Every record must appear in your copy exactly as written, with no pictures.

## Records for this exercise
------------------------------------------------------------------------
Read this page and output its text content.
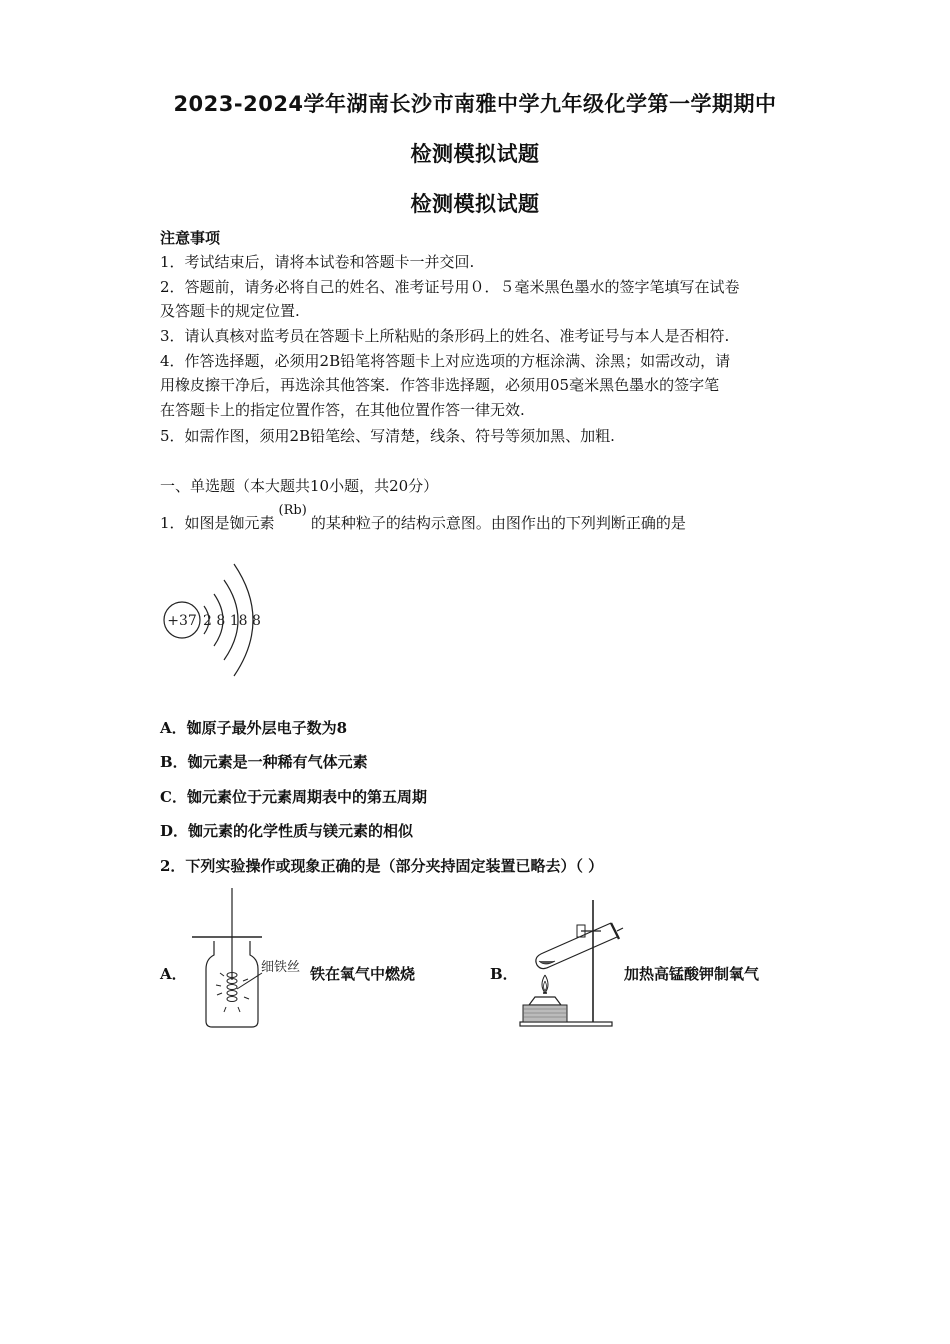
2023-2024学年湖南长沙市南雅中学九年级化学第一学期期中
检测模拟试题
检测模拟试题
注意事项
1．考试结束后，请将本试卷和答题卡一并交回.
2．答题前，请务必将自己的姓名、准考证号用０．５毫米黑色墨水的签字笔填写在试卷
及答题卡的规定位置.
3．请认真核对监考员在答题卡上所粘贴的条形码上的姓名、准考证号与本人是否相符.
4．作答选择题，必须用2B铅笔将答题卡上对应选项的方框涂满、涂黑；如需改动，请
用橡皮擦干净后，再选涂其他答案．作答非选择题，必须用05毫米黑色墨水的签字笔
在答题卡上的指定位置作答，在其他位置作答一律无效.
5．如需作图，须用2B铅笔绘、写清楚，线条、符号等须加黑、加粗.
一、单选题（本大题共10小题，共20分）
1．如图是铷元素(Rb)的某种粒子的结构示意图。由图作出的下列判断正确的是
+37 2 8 18 8
A．铷原子最外层电子数为8
B．铷元素是一种稀有气体元素
C．铷元素位于元素周期表中的第五周期
D．铷元素的化学性质与镁元素的相似
2．下列实验操作或现象正确的是（部分夹持固定装置已略去）（ ）
A．	细铁丝 铁在氧气中燃烧	B．	加热高锰酸钾制氧气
------------------------------------------------------------------------
## Result for this exercise
Read this page and output its text content.
2023-2024学年湖南长沙市南雅中学九年级化学第一学期期中
检测模拟试题
检测模拟试题
注意事项
1．考试结束后，请将本试卷和答题卡一并交回.
2．答题前，请务必将自己的姓名、准考证号用０．５毫米黑色墨水的签字笔填写在试卷
及答题卡的规定位置.
3．请认真核对监考员在答题卡上所粘贴的条形码上的姓名、准考证号与本人是否相符.
4．作答选择题，必须用2B铅笔将答题卡上对应选项的方框涂满、涂黑；如需改动，请
用橡皮擦干净后，再选涂其他答案．作答非选择题，必须用05毫米黑色墨水的签字笔
在答题卡上的指定位置作答，在其他位置作答一律无效.
5．如需作图，须用2B铅笔绘、写清楚，线条、符号等须加黑、加粗.
一、单选题（本大题共10小题，共20分）
1．如图是铷元素(Rb)的某种粒子的结构示意图。由图作出的下列判断正确的是
+37 2 8 18 8
A．铷原子最外层电子数为8
B．铷元素是一种稀有气体元素
C．铷元素位于元素周期表中的第五周期
D．铷元素的化学性质与镁元素的相似
2．下列实验操作或现象正确的是（部分夹持固定装置已略去）（ ）
A．	细铁丝 铁在氧气中燃烧	B．	加热高锰酸钾制氧气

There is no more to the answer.